[Source data]
□ □ □ □ □

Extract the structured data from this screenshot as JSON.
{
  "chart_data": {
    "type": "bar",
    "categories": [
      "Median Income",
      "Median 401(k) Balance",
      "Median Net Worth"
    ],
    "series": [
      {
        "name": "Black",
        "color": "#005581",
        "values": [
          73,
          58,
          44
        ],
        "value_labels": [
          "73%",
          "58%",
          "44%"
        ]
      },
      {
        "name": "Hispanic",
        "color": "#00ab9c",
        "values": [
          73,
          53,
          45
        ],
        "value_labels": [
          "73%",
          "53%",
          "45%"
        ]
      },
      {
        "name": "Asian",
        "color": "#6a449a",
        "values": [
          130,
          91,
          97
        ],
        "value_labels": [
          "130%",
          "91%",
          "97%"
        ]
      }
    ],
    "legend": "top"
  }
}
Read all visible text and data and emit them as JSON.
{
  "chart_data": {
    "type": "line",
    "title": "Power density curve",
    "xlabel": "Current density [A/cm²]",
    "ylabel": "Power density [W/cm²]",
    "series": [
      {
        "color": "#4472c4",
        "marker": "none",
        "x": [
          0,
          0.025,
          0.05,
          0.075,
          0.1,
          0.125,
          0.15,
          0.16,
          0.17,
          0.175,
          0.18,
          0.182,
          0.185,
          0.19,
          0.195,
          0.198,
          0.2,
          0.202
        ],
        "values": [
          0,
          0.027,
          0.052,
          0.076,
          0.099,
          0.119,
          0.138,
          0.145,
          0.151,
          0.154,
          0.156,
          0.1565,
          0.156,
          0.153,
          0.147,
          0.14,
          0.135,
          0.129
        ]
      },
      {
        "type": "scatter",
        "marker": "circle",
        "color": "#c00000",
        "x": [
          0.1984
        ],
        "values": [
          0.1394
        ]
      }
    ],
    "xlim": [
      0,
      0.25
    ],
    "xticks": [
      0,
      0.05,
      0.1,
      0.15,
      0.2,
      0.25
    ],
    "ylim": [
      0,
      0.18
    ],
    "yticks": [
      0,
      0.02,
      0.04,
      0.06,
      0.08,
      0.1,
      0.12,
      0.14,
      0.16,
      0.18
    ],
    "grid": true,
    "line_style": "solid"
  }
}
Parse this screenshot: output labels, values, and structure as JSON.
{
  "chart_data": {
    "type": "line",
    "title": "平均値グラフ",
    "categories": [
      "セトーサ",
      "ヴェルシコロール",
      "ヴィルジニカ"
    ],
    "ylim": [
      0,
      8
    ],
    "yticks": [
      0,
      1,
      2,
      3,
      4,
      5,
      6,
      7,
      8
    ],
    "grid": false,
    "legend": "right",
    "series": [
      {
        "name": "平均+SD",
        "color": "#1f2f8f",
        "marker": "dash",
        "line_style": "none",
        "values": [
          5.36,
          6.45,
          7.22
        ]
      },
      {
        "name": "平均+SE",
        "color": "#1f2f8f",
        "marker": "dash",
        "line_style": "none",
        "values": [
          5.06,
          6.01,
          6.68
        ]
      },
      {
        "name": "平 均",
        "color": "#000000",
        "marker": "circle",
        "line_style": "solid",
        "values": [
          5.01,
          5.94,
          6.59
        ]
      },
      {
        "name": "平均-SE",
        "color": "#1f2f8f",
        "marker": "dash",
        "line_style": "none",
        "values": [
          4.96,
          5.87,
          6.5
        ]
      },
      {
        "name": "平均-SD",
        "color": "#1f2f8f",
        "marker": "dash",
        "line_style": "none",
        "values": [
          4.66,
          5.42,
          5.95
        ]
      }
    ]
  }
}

□ □ □ □ □

- [Problem to solve] Every line of the data above should be copied exactly.

- [Response below]
Extract the structured data from this screenshot as JSON.
{
  "chart_data": {
    "type": "bar",
    "categories": [
      "Median Income",
      "Median 401(k) Balance",
      "Median Net Worth"
    ],
    "series": [
      {
        "name": "Black",
        "color": "#005581",
        "values": [
          73,
          58,
          44
        ],
        "value_labels": [
          "73%",
          "58%",
          "44%"
        ]
      },
      {
        "name": "Hispanic",
        "color": "#00ab9c",
        "values": [
          73,
          53,
          45
        ],
        "value_labels": [
          "73%",
          "53%",
          "45%"
        ]
      },
      {
        "name": "Asian",
        "color": "#6a449a",
        "values": [
          130,
          91,
          97
        ],
        "value_labels": [
          "130%",
          "91%",
          "97%"
        ]
      }
    ],
    "legend": "top"
  }
}
Read all visible text and data and emit them as JSON.
{
  "chart_data": {
    "type": "line",
    "title": "Power density curve",
    "xlabel": "Current density [A/cm²]",
    "ylabel": "Power density [W/cm²]",
    "series": [
      {
        "color": "#4472c4",
        "marker": "none",
        "x": [
          0,
          0.025,
          0.05,
          0.075,
          0.1,
          0.125,
          0.15,
          0.16,
          0.17,
          0.175,
          0.18,
          0.182,
          0.185,
          0.19,
          0.195,
          0.198,
          0.2,
          0.202
        ],
        "values": [
          0,
          0.027,
          0.052,
          0.076,
          0.099,
          0.119,
          0.138,
          0.145,
          0.151,
          0.154,
          0.156,
          0.1565,
          0.156,
          0.153,
          0.147,
          0.14,
          0.135,
          0.129
        ]
      },
      {
        "type": "scatter",
        "marker": "circle",
        "color": "#c00000",
        "x": [
          0.1984
        ],
        "values": [
          0.1394
        ]
      }
    ],
    "xlim": [
      0,
      0.25
    ],
    "xticks": [
      0,
      0.05,
      0.1,
      0.15,
      0.2,
      0.25
    ],
    "ylim": [
      0,
      0.18
    ],
    "yticks": [
      0,
      0.02,
      0.04,
      0.06,
      0.08,
      0.1,
      0.12,
      0.14,
      0.16,
      0.18
    ],
    "grid": true,
    "line_style": "solid"
  }
}
Parse this screenshot: output labels, values, and structure as JSON.
{
  "chart_data": {
    "type": "line",
    "title": "平均値グラフ",
    "categories": [
      "セトーサ",
      "ヴェルシコロール",
      "ヴィルジニカ"
    ],
    "ylim": [
      0,
      8
    ],
    "yticks": [
      0,
      1,
      2,
      3,
      4,
      5,
      6,
      7,
      8
    ],
    "grid": false,
    "legend": "right",
    "series": [
      {
        "name": "平均+SD",
        "color": "#1f2f8f",
        "marker": "dash",
        "line_style": "none",
        "values": [
          5.36,
          6.45,
          7.22
        ]
      },
      {
        "name": "平均+SE",
        "color": "#1f2f8f",
        "marker": "dash",
        "line_style": "none",
        "values": [
          5.06,
          6.01,
          6.68
        ]
      },
      {
        "name": "平 均",
        "color": "#000000",
        "marker": "circle",
        "line_style": "solid",
        "values": [
          5.01,
          5.94,
          6.59
        ]
      },
      {
        "name": "平均-SE",
        "color": "#1f2f8f",
        "marker": "dash",
        "line_style": "none",
        "values": [
          4.96,
          5.87,
          6.5
        ]
      },
      {
        "name": "平均-SD",
        "color": "#1f2f8f",
        "marker": "dash",
        "line_style": "none",
        "values": [
          4.66,
          5.42,
          5.95
        ]
      }
    ]
  }
}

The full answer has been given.